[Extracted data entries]
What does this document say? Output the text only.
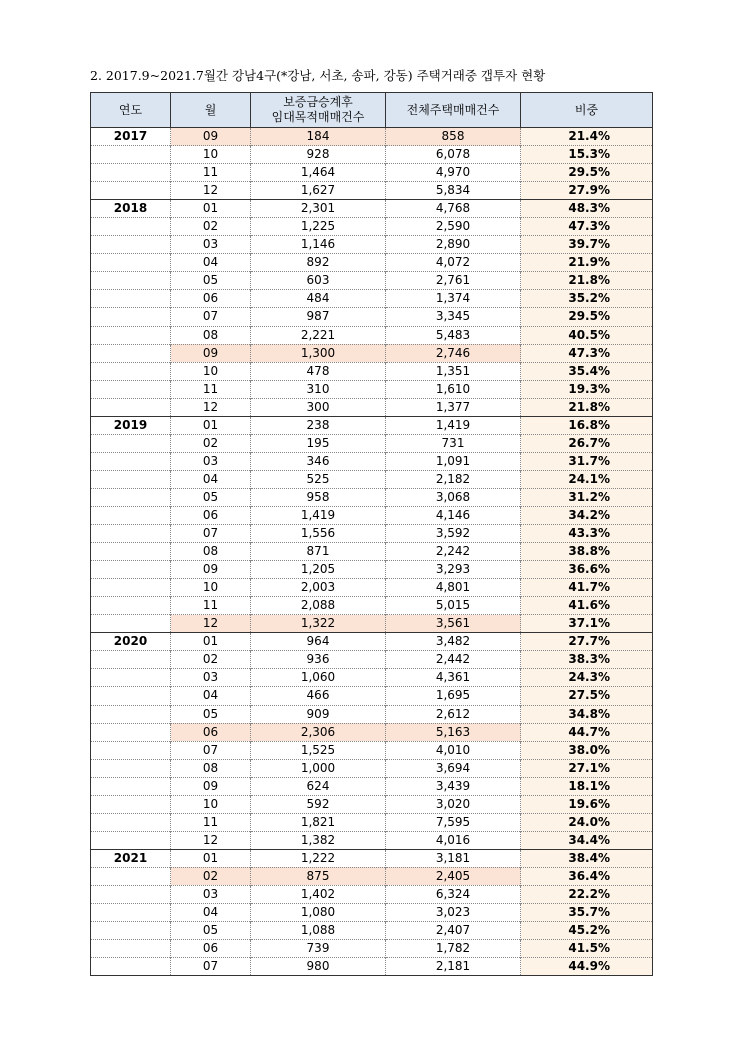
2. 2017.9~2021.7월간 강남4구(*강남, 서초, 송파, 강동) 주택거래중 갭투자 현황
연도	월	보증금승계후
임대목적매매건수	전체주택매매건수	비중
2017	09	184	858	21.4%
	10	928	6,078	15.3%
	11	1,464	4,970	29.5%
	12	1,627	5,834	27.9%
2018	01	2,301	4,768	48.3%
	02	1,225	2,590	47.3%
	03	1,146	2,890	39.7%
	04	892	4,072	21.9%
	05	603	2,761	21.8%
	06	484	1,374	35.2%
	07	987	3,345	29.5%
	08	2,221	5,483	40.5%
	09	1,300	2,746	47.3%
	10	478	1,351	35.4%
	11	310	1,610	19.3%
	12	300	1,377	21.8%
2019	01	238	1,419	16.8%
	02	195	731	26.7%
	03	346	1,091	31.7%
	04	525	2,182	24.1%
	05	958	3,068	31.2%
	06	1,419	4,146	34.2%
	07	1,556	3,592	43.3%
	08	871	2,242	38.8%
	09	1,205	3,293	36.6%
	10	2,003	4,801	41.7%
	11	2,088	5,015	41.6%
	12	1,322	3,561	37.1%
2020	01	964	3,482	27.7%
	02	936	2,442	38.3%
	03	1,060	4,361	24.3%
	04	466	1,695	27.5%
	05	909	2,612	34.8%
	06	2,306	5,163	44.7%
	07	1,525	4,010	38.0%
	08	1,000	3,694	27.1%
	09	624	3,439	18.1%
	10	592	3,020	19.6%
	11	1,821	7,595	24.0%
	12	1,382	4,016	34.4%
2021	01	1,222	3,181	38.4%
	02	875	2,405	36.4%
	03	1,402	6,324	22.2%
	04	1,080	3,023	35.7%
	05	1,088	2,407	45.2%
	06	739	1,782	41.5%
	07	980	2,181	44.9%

### WRITTEN EXERCISE
Return each line exactly as written. Any picture gets left out.

### OUTPUT
What does this document say? Output the text only.
2. 2017.9~2021.7월간 강남4구(*강남, 서초, 송파, 강동) 주택거래중 갭투자 현황
연도	월	보증금승계후
임대목적매매건수	전체주택매매건수	비중
2017	09	184	858	21.4%
	10	928	6,078	15.3%
	11	1,464	4,970	29.5%
	12	1,627	5,834	27.9%
2018	01	2,301	4,768	48.3%
	02	1,225	2,590	47.3%
	03	1,146	2,890	39.7%
	04	892	4,072	21.9%
	05	603	2,761	21.8%
	06	484	1,374	35.2%
	07	987	3,345	29.5%
	08	2,221	5,483	40.5%
	09	1,300	2,746	47.3%
	10	478	1,351	35.4%
	11	310	1,610	19.3%
	12	300	1,377	21.8%
2019	01	238	1,419	16.8%
	02	195	731	26.7%
	03	346	1,091	31.7%
	04	525	2,182	24.1%
	05	958	3,068	31.2%
	06	1,419	4,146	34.2%
	07	1,556	3,592	43.3%
	08	871	2,242	38.8%
	09	1,205	3,293	36.6%
	10	2,003	4,801	41.7%
	11	2,088	5,015	41.6%
	12	1,322	3,561	37.1%
2020	01	964	3,482	27.7%
	02	936	2,442	38.3%
	03	1,060	4,361	24.3%
	04	466	1,695	27.5%
	05	909	2,612	34.8%
	06	2,306	5,163	44.7%
	07	1,525	4,010	38.0%
	08	1,000	3,694	27.1%
	09	624	3,439	18.1%
	10	592	3,020	19.6%
	11	1,821	7,595	24.0%
	12	1,382	4,016	34.4%
2021	01	1,222	3,181	38.4%
	02	875	2,405	36.4%
	03	1,402	6,324	22.2%
	04	1,080	3,023	35.7%
	05	1,088	2,407	45.2%
	06	739	1,782	41.5%
	07	980	2,181	44.9%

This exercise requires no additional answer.